** start of Record extracts **
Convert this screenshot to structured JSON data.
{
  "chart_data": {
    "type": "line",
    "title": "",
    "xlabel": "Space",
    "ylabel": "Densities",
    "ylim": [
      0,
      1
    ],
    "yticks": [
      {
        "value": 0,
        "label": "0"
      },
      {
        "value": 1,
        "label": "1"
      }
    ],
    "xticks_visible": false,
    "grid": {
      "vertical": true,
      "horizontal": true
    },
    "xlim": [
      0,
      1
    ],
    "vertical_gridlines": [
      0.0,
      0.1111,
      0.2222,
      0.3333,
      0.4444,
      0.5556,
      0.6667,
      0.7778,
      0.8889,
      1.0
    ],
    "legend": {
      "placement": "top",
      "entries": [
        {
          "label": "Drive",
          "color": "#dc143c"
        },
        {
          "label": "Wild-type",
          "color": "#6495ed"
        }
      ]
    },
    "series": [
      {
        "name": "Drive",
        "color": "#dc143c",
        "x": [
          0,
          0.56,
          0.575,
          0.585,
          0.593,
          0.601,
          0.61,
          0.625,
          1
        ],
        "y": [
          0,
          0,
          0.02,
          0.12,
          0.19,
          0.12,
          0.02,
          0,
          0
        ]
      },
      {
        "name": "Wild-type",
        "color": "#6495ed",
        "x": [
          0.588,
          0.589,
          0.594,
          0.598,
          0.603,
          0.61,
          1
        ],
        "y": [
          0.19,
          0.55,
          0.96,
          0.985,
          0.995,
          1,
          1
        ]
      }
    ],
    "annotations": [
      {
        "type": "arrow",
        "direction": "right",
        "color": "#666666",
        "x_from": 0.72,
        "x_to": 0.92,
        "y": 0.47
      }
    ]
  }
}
** end of Record extracts **
→ The problem
Reproduce the entries above exactly.

→ Exercise response
Convert this screenshot to structured JSON data.
{
  "chart_data": {
    "type": "line",
    "title": "",
    "xlabel": "Space",
    "ylabel": "Densities",
    "ylim": [
      0,
      1
    ],
    "yticks": [
      {
        "value": 0,
        "label": "0"
      },
      {
        "value": 1,
        "label": "1"
      }
    ],
    "xticks_visible": false,
    "grid": {
      "vertical": true,
      "horizontal": true
    },
    "xlim": [
      0,
      1
    ],
    "vertical_gridlines": [
      0.0,
      0.1111,
      0.2222,
      0.3333,
      0.4444,
      0.5556,
      0.6667,
      0.7778,
      0.8889,
      1.0
    ],
    "legend": {
      "placement": "top",
      "entries": [
        {
          "label": "Drive",
          "color": "#dc143c"
        },
        {
          "label": "Wild-type",
          "color": "#6495ed"
        }
      ]
    },
    "series": [
      {
        "name": "Drive",
        "color": "#dc143c",
        "x": [
          0,
          0.56,
          0.575,
          0.585,
          0.593,
          0.601,
          0.61,
          0.625,
          1
        ],
        "y": [
          0,
          0,
          0.02,
          0.12,
          0.19,
          0.12,
          0.02,
          0,
          0
        ]
      },
      {
        "name": "Wild-type",
        "color": "#6495ed",
        "x": [
          0.588,
          0.589,
          0.594,
          0.598,
          0.603,
          0.61,
          1
        ],
        "y": [
          0.19,
          0.55,
          0.96,
          0.985,
          0.995,
          1,
          1
        ]
      }
    ],
    "annotations": [
      {
        "type": "arrow",
        "direction": "right",
        "color": "#666666",
        "x_from": 0.72,
        "x_to": 0.92,
        "y": 0.47
      }
    ]
  }
}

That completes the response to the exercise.